Selected passage »

Introduction
Virtual Graphs are a trending paradigm for low-impact data access when building enterprise-wide knowledge graphs. It is also known in the literature as Ontology-based Data Access. Typically, such virtual graph systems expose the content of arbitrary relational databases or data warehouses in order to enrich existing knowledge graph systems. The exposed graphs can be virtual, which means all data remains in the data sources or materialized, where the data is converted into RDF triples (or quads) and stored directly in AllegroGraph.
AllegroGraph provides an integration with Ontop, a leading provider of virtual graph tools, so users can easily virtualize data as part of their AllegroGraph Knowledge Graph solution. The integration of AllegroGraph with Ontop allows a user to integrate with essentially any data source with a supported JDBC driver. Here are some examples:
DATABASES: Apache Cassandra, Apache Hive, AWS Athena, AWS Aurora, AWS Redshift, CosmosDB, DataStax, Derby, Elasticsearch, Exasol, Google BigQuery, H2, IBM DB2, Apache Impala, MariaDB, Microsoft SQL Server, MongoDB, MySQL, Odata, Oracle Database, PostgreSQL, REST, SAP Business One DI, SAP HANA, Sybase ASE, Teradata.
BI TOOLS: Apache Superset, cumul.io, IBM Cognos, Metabase, Microsoft PowerBI, RapidMiner, Siren, Tableau.
CRM: Dynamics 365 Sales, Dynamics CRM, Netsuite, Odoo, Salesforce Einstein, Salesforce, SAP ByDesign, SAP Netweaver Gateway, SugarCRM, Veeva CRM.
DATA ANALYTICS: Adobe Analytics.

Stored data »

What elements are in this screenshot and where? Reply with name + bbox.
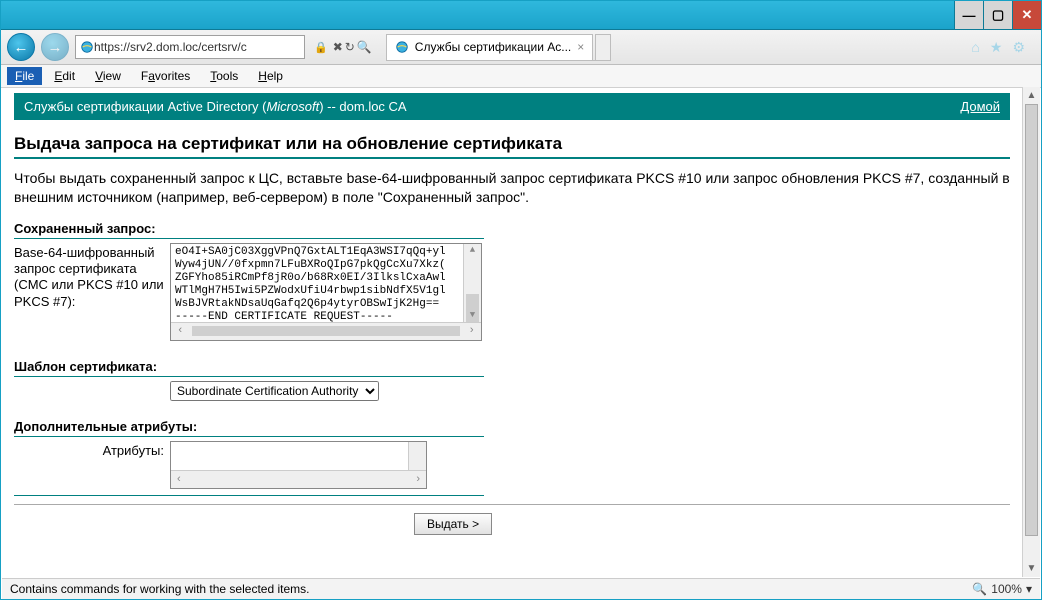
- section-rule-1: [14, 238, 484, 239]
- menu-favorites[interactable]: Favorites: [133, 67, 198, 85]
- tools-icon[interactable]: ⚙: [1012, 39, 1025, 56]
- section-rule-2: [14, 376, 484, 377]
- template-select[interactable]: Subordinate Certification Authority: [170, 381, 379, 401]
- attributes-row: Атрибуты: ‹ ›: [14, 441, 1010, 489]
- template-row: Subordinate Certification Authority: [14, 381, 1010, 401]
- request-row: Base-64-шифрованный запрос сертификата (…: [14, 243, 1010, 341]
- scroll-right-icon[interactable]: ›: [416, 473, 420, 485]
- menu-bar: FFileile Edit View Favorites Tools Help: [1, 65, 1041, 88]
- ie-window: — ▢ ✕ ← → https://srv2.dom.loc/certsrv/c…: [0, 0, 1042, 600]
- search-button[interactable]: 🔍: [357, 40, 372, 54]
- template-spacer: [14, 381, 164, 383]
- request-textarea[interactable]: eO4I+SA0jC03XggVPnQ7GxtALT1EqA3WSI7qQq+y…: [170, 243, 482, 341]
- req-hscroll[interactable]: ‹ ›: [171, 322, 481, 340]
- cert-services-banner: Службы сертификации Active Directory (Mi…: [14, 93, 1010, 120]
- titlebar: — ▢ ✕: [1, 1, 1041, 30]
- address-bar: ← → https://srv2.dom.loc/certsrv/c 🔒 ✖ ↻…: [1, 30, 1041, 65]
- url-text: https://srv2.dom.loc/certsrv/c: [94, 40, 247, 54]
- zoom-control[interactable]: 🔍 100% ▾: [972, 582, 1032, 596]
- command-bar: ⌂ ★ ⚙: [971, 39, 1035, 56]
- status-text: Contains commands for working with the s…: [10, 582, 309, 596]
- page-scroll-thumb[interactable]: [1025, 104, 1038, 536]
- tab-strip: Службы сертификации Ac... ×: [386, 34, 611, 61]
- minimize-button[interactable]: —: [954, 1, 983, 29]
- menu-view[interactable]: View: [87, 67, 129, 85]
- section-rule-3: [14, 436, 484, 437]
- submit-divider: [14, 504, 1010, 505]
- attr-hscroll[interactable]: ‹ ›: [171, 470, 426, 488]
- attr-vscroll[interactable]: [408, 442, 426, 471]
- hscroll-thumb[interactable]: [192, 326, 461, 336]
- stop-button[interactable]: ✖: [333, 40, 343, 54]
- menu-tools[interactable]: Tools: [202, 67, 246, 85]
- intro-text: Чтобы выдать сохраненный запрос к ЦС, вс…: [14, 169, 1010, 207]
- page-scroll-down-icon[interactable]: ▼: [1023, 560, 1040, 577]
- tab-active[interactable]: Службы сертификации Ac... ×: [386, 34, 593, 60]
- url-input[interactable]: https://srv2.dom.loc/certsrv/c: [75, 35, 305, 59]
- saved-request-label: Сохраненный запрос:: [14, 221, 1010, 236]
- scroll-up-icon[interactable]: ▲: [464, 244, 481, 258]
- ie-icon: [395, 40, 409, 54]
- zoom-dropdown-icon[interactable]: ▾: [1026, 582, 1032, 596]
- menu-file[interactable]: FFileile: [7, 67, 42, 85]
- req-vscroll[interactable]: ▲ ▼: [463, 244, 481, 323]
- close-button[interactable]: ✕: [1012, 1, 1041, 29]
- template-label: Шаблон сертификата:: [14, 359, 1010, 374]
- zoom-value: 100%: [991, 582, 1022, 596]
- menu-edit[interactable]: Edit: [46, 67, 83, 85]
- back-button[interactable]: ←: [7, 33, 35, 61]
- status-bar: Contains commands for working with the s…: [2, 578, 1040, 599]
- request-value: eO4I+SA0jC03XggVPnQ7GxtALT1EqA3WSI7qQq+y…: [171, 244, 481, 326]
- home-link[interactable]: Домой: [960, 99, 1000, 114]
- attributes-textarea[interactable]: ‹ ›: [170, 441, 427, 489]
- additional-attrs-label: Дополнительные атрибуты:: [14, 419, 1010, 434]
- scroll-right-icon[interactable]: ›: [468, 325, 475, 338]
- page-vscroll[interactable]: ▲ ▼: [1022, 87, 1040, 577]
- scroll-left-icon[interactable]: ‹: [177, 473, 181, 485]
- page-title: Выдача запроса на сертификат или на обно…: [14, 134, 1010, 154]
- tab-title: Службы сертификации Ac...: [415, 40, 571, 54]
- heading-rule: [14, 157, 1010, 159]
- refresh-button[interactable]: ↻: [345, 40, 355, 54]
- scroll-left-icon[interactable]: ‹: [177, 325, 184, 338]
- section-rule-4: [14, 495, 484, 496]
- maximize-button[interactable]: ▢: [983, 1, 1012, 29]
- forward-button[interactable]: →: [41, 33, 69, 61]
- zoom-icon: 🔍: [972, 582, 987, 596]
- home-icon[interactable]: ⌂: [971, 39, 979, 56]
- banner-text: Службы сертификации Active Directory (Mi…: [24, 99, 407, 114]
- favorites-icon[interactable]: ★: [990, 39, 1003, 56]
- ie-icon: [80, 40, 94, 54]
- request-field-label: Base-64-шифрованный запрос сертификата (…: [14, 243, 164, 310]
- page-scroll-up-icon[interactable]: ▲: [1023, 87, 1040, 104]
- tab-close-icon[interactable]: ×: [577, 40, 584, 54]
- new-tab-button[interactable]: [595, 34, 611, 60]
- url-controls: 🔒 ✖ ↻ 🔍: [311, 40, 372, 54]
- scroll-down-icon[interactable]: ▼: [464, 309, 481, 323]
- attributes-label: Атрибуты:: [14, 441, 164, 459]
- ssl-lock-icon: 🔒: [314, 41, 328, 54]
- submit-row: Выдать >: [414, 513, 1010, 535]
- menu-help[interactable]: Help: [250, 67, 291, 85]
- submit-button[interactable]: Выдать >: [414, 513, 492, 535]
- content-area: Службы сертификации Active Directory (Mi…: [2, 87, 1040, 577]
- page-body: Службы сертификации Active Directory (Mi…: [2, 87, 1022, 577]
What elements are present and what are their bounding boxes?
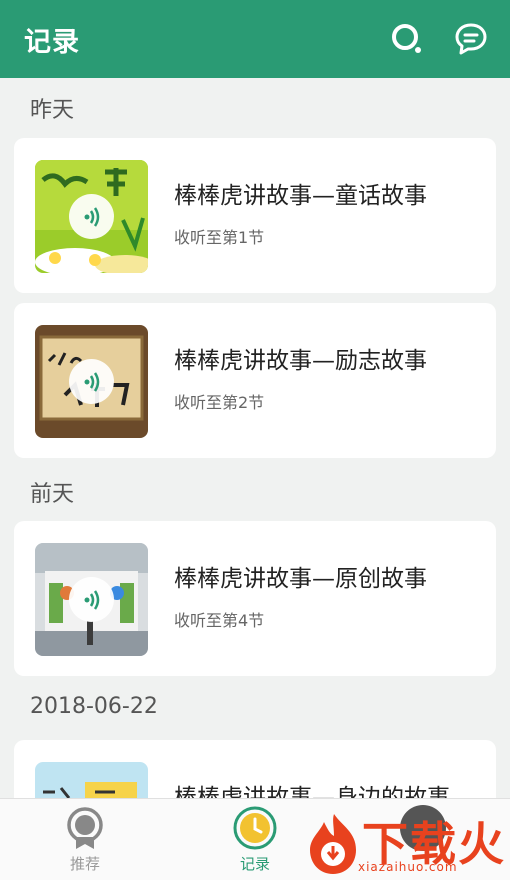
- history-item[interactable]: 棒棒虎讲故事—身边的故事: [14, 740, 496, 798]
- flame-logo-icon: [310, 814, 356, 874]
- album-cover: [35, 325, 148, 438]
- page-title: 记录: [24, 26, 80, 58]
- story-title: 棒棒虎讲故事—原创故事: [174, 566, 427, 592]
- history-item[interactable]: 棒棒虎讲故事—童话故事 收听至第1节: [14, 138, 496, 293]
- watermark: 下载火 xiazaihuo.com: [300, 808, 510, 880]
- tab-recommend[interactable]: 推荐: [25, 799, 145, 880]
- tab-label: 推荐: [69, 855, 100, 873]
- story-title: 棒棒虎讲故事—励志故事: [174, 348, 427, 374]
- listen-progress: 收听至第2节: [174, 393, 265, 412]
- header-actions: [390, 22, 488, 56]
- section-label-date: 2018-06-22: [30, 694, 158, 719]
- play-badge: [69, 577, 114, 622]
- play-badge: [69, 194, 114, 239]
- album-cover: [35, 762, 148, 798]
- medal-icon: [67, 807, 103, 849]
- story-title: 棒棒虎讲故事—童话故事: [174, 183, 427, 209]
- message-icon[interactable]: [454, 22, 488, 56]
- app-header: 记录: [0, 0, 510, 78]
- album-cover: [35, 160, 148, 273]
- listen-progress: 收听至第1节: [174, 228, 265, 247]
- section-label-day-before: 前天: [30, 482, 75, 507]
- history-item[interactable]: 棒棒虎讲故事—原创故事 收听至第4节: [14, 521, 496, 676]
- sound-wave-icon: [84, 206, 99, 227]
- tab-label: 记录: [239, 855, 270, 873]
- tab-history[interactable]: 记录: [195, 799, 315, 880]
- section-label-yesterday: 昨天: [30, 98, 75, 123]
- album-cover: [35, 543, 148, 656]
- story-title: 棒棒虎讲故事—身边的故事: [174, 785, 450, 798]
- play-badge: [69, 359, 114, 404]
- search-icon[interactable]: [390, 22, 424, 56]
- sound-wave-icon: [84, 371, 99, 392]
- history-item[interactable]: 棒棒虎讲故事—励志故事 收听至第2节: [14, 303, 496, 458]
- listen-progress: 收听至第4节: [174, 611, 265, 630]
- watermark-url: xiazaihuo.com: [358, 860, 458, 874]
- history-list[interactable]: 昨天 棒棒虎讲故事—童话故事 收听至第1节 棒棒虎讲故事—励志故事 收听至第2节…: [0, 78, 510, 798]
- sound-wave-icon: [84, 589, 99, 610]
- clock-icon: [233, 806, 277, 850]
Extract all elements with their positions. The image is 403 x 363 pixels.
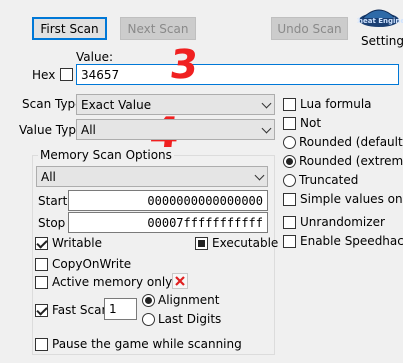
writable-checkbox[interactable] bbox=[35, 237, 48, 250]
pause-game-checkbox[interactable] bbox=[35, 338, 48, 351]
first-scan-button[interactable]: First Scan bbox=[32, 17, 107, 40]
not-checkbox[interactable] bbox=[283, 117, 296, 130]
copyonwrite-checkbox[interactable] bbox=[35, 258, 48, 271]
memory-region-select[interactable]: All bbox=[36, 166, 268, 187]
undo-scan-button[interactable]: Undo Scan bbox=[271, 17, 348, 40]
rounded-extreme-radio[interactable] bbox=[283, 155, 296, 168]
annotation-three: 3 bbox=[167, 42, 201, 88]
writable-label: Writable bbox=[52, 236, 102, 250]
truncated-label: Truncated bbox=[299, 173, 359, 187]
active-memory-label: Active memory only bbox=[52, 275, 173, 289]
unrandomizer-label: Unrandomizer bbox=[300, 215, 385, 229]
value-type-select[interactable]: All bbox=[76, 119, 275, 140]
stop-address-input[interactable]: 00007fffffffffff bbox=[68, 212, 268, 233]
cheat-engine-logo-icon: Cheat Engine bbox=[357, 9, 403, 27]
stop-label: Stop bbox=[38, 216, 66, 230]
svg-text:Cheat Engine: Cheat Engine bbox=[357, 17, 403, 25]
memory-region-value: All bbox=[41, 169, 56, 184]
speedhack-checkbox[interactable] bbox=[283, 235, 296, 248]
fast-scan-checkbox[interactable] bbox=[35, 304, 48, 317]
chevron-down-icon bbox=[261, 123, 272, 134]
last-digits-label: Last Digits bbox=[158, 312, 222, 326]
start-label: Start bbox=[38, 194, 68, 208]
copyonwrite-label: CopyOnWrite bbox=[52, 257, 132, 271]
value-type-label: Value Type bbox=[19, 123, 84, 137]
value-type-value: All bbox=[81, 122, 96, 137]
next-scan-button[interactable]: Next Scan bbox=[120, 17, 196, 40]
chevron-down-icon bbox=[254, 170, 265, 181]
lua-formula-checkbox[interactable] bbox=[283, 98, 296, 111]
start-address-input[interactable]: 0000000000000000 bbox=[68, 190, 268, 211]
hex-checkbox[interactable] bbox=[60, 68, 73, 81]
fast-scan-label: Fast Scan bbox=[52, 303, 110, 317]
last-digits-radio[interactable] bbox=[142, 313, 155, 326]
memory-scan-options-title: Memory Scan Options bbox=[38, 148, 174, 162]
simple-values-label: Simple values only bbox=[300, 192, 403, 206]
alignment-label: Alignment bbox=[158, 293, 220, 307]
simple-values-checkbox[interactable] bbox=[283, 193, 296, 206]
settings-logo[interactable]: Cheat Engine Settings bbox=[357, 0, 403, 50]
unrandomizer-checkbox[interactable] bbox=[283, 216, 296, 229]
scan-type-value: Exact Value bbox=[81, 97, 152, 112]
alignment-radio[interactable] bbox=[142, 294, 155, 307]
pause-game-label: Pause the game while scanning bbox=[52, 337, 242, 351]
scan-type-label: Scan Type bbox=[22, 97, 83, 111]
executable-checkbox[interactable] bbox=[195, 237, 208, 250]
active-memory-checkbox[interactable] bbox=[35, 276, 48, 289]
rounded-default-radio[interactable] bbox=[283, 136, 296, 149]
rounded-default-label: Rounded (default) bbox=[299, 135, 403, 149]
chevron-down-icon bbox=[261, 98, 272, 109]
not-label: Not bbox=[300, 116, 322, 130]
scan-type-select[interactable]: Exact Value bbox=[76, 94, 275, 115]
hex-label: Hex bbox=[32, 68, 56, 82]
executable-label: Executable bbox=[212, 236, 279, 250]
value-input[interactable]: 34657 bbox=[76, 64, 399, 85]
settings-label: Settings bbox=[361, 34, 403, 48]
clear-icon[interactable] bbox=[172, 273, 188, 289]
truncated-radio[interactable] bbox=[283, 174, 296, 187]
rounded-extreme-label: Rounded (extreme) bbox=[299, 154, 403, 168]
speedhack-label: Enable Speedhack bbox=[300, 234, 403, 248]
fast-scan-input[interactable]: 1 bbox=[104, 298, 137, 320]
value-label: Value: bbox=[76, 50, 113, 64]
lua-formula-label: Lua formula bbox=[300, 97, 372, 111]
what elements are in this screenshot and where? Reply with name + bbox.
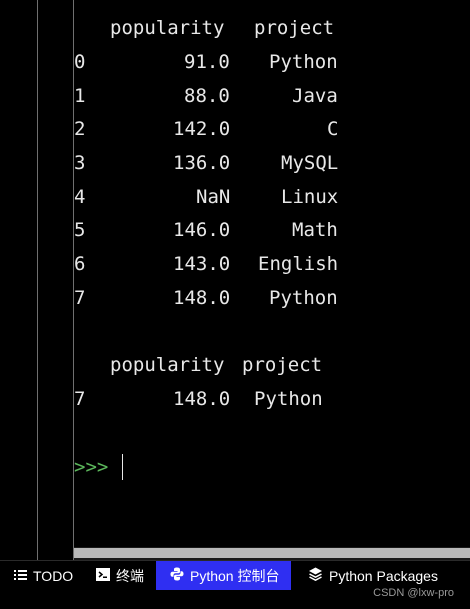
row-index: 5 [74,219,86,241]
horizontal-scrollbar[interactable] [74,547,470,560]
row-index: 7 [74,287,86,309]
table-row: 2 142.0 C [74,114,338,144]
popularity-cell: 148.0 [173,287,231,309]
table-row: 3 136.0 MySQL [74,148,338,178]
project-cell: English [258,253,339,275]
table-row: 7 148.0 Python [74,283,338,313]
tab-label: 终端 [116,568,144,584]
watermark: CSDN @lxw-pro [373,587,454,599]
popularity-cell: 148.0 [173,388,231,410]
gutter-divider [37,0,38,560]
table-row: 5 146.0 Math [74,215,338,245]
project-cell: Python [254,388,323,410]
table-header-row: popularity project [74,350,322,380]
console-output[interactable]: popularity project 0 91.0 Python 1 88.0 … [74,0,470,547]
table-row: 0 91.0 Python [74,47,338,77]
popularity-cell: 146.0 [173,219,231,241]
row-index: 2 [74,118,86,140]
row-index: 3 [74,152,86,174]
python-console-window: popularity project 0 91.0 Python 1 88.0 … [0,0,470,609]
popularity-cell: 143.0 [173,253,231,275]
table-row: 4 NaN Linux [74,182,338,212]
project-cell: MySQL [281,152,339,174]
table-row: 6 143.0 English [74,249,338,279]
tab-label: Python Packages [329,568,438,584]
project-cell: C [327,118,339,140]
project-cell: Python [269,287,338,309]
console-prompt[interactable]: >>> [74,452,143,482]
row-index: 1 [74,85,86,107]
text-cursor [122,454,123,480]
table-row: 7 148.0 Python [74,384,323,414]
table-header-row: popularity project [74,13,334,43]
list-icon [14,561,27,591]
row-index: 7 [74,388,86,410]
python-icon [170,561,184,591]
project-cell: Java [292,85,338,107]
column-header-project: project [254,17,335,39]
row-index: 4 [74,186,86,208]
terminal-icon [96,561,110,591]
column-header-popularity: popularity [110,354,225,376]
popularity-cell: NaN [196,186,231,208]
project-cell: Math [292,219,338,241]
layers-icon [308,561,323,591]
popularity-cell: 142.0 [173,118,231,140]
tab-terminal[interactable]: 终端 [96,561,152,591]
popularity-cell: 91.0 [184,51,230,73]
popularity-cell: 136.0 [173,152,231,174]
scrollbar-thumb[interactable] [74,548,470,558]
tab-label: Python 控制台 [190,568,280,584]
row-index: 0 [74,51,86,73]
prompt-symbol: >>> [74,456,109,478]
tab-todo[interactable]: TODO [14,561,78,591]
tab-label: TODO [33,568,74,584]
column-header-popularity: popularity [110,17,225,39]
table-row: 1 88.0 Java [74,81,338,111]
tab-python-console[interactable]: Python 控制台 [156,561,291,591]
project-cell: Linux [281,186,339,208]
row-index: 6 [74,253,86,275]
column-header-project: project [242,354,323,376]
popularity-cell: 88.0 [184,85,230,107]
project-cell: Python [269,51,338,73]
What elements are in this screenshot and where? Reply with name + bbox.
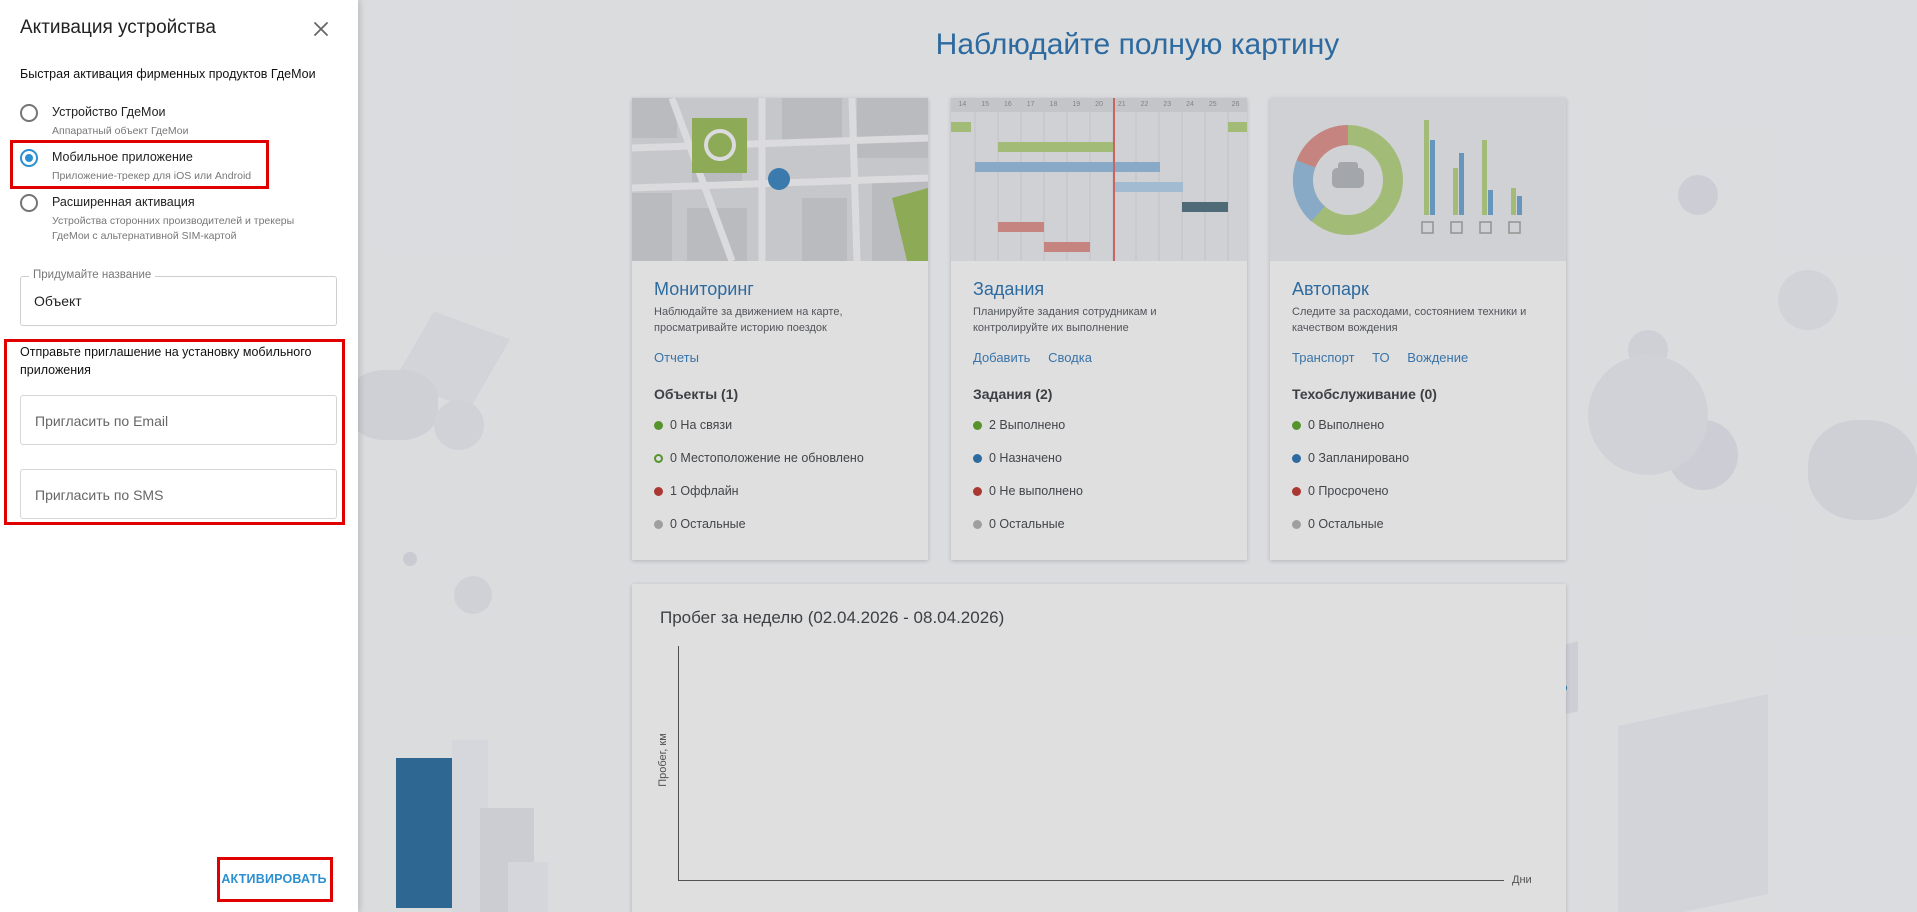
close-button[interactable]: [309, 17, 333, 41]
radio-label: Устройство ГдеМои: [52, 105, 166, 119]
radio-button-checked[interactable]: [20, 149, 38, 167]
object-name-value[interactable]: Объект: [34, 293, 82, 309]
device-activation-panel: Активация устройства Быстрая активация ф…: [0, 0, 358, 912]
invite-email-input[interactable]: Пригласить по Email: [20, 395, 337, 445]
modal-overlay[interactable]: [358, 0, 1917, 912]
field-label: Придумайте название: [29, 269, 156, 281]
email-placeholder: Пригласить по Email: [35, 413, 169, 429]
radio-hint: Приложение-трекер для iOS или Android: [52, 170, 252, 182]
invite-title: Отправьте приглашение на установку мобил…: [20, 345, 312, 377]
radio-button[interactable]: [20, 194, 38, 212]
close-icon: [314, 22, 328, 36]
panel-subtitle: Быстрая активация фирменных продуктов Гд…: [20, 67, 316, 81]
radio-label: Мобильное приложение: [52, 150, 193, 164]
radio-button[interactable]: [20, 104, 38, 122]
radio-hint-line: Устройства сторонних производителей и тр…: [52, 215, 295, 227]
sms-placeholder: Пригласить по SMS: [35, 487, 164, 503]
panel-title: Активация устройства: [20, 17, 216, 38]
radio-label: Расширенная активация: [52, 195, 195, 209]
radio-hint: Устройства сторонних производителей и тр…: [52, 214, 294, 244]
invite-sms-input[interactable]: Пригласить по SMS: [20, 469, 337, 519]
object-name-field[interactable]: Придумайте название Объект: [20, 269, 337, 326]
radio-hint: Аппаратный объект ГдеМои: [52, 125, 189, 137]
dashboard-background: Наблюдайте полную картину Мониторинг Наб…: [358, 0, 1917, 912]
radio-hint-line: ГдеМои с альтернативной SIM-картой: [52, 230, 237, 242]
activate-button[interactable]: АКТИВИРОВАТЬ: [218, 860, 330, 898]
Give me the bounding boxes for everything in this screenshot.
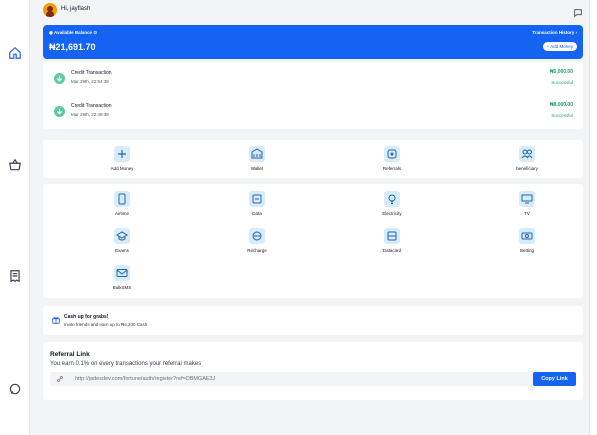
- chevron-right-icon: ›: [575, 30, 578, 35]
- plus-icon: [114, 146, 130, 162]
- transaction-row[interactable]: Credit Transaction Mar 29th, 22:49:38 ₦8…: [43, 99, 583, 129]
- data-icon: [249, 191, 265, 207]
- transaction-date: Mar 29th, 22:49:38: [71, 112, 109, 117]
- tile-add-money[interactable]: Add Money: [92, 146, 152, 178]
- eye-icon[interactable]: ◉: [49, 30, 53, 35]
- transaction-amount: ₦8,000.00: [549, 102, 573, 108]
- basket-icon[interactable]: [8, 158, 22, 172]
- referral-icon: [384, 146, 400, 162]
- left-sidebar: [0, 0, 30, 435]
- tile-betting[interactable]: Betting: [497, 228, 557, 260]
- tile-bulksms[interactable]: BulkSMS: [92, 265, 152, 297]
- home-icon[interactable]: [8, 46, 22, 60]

Stated goal »
Repeat the virtual graphs text starting with "BI TOOLS: Apache" and going on through "SugarCRM, Veeva CRM.", word for word.

In response »
BI TOOLS: Apache Superset, cumul.io, IBM Cognos, Metabase, Microsoft PowerBI, RapidMiner, Siren, Tableau.
CRM: Dynamics 365 Sales, Dynamics CRM, Netsuite, Odoo, Salesforce Einstein, Salesforce, SAP ByDesign, SAP Netweaver Gateway, SugarCRM, Veeva CRM.